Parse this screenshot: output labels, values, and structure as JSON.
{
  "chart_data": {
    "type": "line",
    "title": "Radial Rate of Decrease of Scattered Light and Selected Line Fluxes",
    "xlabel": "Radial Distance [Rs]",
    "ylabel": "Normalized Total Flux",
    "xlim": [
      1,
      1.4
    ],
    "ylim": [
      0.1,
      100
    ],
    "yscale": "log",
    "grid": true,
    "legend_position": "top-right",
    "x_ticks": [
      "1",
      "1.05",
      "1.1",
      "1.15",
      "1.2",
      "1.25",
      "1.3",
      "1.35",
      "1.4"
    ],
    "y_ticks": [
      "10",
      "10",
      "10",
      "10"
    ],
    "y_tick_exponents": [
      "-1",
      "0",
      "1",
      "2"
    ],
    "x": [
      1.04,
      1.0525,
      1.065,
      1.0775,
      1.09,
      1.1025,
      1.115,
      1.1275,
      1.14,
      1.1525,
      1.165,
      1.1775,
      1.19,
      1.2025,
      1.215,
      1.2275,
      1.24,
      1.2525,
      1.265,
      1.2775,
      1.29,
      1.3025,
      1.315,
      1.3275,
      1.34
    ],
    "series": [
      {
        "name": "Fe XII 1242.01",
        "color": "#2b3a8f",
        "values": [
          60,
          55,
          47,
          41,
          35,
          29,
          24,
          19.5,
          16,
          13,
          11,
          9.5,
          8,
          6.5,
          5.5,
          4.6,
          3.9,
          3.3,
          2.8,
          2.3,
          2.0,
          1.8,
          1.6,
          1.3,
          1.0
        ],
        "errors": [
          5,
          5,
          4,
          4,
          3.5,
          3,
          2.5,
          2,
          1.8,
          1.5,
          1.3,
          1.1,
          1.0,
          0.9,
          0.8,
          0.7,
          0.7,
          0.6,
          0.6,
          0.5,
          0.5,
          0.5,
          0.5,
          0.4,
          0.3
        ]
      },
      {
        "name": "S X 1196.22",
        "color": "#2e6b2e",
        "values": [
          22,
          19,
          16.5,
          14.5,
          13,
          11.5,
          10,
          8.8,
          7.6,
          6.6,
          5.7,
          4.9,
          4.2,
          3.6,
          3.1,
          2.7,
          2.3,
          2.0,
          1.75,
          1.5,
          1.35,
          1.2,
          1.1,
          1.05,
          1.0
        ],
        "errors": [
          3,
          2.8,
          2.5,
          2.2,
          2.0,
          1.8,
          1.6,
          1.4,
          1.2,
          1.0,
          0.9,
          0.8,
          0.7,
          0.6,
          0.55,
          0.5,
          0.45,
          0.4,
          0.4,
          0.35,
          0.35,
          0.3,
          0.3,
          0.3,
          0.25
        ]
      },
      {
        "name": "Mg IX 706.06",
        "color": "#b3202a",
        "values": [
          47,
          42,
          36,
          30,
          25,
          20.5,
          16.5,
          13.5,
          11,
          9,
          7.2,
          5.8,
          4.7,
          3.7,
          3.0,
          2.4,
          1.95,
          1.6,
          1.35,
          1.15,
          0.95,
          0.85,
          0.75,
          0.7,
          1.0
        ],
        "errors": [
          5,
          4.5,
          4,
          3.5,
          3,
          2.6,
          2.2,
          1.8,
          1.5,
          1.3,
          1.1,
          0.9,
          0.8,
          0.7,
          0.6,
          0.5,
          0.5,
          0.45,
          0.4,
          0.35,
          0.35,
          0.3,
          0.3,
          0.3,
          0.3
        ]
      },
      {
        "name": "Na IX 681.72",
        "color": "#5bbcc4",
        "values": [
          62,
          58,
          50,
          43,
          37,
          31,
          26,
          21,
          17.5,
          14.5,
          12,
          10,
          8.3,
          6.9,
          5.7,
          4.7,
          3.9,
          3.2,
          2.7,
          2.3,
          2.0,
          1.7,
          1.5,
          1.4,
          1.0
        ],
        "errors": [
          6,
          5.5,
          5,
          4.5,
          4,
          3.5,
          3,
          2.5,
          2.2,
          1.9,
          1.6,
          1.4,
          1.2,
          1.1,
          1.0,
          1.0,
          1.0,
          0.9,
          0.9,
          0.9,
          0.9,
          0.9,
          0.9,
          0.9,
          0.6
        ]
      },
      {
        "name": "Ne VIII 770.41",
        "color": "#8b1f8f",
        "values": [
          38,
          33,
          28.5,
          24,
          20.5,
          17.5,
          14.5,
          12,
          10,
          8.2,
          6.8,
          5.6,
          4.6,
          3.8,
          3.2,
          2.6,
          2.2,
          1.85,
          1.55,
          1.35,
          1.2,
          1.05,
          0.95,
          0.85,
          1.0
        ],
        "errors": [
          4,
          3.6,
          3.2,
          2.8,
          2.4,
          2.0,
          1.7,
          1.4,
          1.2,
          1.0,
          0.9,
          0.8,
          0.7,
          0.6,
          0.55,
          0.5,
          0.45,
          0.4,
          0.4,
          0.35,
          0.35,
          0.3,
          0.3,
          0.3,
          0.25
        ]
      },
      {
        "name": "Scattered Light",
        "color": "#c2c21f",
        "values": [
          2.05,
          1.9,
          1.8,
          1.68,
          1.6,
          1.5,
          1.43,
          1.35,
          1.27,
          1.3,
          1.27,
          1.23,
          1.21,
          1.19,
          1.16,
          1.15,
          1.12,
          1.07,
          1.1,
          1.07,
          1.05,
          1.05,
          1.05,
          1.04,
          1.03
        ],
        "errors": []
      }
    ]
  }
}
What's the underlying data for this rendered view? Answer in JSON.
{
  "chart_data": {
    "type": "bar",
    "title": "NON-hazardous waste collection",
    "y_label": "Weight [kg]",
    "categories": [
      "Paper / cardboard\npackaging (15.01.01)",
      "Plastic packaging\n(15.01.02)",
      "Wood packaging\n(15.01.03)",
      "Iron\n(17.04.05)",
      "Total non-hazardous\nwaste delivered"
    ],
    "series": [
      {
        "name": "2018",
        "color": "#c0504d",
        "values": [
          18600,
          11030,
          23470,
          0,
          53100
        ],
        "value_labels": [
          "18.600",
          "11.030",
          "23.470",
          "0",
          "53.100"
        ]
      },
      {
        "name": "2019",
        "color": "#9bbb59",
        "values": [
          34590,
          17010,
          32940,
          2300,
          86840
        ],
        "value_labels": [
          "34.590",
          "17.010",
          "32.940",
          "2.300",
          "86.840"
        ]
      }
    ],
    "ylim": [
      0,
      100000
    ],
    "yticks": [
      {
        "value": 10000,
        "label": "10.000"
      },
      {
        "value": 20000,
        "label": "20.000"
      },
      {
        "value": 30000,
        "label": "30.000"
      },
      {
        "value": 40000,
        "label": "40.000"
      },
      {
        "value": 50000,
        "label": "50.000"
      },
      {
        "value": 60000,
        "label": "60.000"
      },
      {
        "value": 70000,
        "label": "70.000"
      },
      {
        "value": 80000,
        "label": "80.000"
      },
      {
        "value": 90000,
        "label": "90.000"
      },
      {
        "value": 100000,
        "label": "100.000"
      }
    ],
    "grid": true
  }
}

**AIM:** Each line of the material above must be retyped precisely.

**ANSWER FOR THIS EXERCISE:**
Parse this screenshot: output labels, values, and structure as JSON.
{
  "chart_data": {
    "type": "line",
    "title": "Radial Rate of Decrease of Scattered Light and Selected Line Fluxes",
    "xlabel": "Radial Distance [Rs]",
    "ylabel": "Normalized Total Flux",
    "xlim": [
      1,
      1.4
    ],
    "ylim": [
      0.1,
      100
    ],
    "yscale": "log",
    "grid": true,
    "legend_position": "top-right",
    "x_ticks": [
      "1",
      "1.05",
      "1.1",
      "1.15",
      "1.2",
      "1.25",
      "1.3",
      "1.35",
      "1.4"
    ],
    "y_ticks": [
      "10",
      "10",
      "10",
      "10"
    ],
    "y_tick_exponents": [
      "-1",
      "0",
      "1",
      "2"
    ],
    "x": [
      1.04,
      1.0525,
      1.065,
      1.0775,
      1.09,
      1.1025,
      1.115,
      1.1275,
      1.14,
      1.1525,
      1.165,
      1.1775,
      1.19,
      1.2025,
      1.215,
      1.2275,
      1.24,
      1.2525,
      1.265,
      1.2775,
      1.29,
      1.3025,
      1.315,
      1.3275,
      1.34
    ],
    "series": [
      {
        "name": "Fe XII 1242.01",
        "color": "#2b3a8f",
        "values": [
          60,
          55,
          47,
          41,
          35,
          29,
          24,
          19.5,
          16,
          13,
          11,
          9.5,
          8,
          6.5,
          5.5,
          4.6,
          3.9,
          3.3,
          2.8,
          2.3,
          2.0,
          1.8,
          1.6,
          1.3,
          1.0
        ],
        "errors": [
          5,
          5,
          4,
          4,
          3.5,
          3,
          2.5,
          2,
          1.8,
          1.5,
          1.3,
          1.1,
          1.0,
          0.9,
          0.8,
          0.7,
          0.7,
          0.6,
          0.6,
          0.5,
          0.5,
          0.5,
          0.5,
          0.4,
          0.3
        ]
      },
      {
        "name": "S X 1196.22",
        "color": "#2e6b2e",
        "values": [
          22,
          19,
          16.5,
          14.5,
          13,
          11.5,
          10,
          8.8,
          7.6,
          6.6,
          5.7,
          4.9,
          4.2,
          3.6,
          3.1,
          2.7,
          2.3,
          2.0,
          1.75,
          1.5,
          1.35,
          1.2,
          1.1,
          1.05,
          1.0
        ],
        "errors": [
          3,
          2.8,
          2.5,
          2.2,
          2.0,
          1.8,
          1.6,
          1.4,
          1.2,
          1.0,
          0.9,
          0.8,
          0.7,
          0.6,
          0.55,
          0.5,
          0.45,
          0.4,
          0.4,
          0.35,
          0.35,
          0.3,
          0.3,
          0.3,
          0.25
        ]
      },
      {
        "name": "Mg IX 706.06",
        "color": "#b3202a",
        "values": [
          47,
          42,
          36,
          30,
          25,
          20.5,
          16.5,
          13.5,
          11,
          9,
          7.2,
          5.8,
          4.7,
          3.7,
          3.0,
          2.4,
          1.95,
          1.6,
          1.35,
          1.15,
          0.95,
          0.85,
          0.75,
          0.7,
          1.0
        ],
        "errors": [
          5,
          4.5,
          4,
          3.5,
          3,
          2.6,
          2.2,
          1.8,
          1.5,
          1.3,
          1.1,
          0.9,
          0.8,
          0.7,
          0.6,
          0.5,
          0.5,
          0.45,
          0.4,
          0.35,
          0.35,
          0.3,
          0.3,
          0.3,
          0.3
        ]
      },
      {
        "name": "Na IX 681.72",
        "color": "#5bbcc4",
        "values": [
          62,
          58,
          50,
          43,
          37,
          31,
          26,
          21,
          17.5,
          14.5,
          12,
          10,
          8.3,
          6.9,
          5.7,
          4.7,
          3.9,
          3.2,
          2.7,
          2.3,
          2.0,
          1.7,
          1.5,
          1.4,
          1.0
        ],
        "errors": [
          6,
          5.5,
          5,
          4.5,
          4,
          3.5,
          3,
          2.5,
          2.2,
          1.9,
          1.6,
          1.4,
          1.2,
          1.1,
          1.0,
          1.0,
          1.0,
          0.9,
          0.9,
          0.9,
          0.9,
          0.9,
          0.9,
          0.9,
          0.6
        ]
      },
      {
        "name": "Ne VIII 770.41",
        "color": "#8b1f8f",
        "values": [
          38,
          33,
          28.5,
          24,
          20.5,
          17.5,
          14.5,
          12,
          10,
          8.2,
          6.8,
          5.6,
          4.6,
          3.8,
          3.2,
          2.6,
          2.2,
          1.85,
          1.55,
          1.35,
          1.2,
          1.05,
          0.95,
          0.85,
          1.0
        ],
        "errors": [
          4,
          3.6,
          3.2,
          2.8,
          2.4,
          2.0,
          1.7,
          1.4,
          1.2,
          1.0,
          0.9,
          0.8,
          0.7,
          0.6,
          0.55,
          0.5,
          0.45,
          0.4,
          0.4,
          0.35,
          0.35,
          0.3,
          0.3,
          0.3,
          0.25
        ]
      },
      {
        "name": "Scattered Light",
        "color": "#c2c21f",
        "values": [
          2.05,
          1.9,
          1.8,
          1.68,
          1.6,
          1.5,
          1.43,
          1.35,
          1.27,
          1.3,
          1.27,
          1.23,
          1.21,
          1.19,
          1.16,
          1.15,
          1.12,
          1.07,
          1.1,
          1.07,
          1.05,
          1.05,
          1.05,
          1.04,
          1.03
        ],
        "errors": []
      }
    ]
  }
}
What's the underlying data for this rendered view? Answer in JSON.
{
  "chart_data": {
    "type": "bar",
    "title": "NON-hazardous waste collection",
    "y_label": "Weight [kg]",
    "categories": [
      "Paper / cardboard\npackaging (15.01.01)",
      "Plastic packaging\n(15.01.02)",
      "Wood packaging\n(15.01.03)",
      "Iron\n(17.04.05)",
      "Total non-hazardous\nwaste delivered"
    ],
    "series": [
      {
        "name": "2018",
        "color": "#c0504d",
        "values": [
          18600,
          11030,
          23470,
          0,
          53100
        ],
        "value_labels": [
          "18.600",
          "11.030",
          "23.470",
          "0",
          "53.100"
        ]
      },
      {
        "name": "2019",
        "color": "#9bbb59",
        "values": [
          34590,
          17010,
          32940,
          2300,
          86840
        ],
        "value_labels": [
          "34.590",
          "17.010",
          "32.940",
          "2.300",
          "86.840"
        ]
      }
    ],
    "ylim": [
      0,
      100000
    ],
    "yticks": [
      {
        "value": 10000,
        "label": "10.000"
      },
      {
        "value": 20000,
        "label": "20.000"
      },
      {
        "value": 30000,
        "label": "30.000"
      },
      {
        "value": 40000,
        "label": "40.000"
      },
      {
        "value": 50000,
        "label": "50.000"
      },
      {
        "value": 60000,
        "label": "60.000"
      },
      {
        "value": 70000,
        "label": "70.000"
      },
      {
        "value": 80000,
        "label": "80.000"
      },
      {
        "value": 90000,
        "label": "90.000"
      },
      {
        "value": 100000,
        "label": "100.000"
      }
    ],
    "grid": true
  }
}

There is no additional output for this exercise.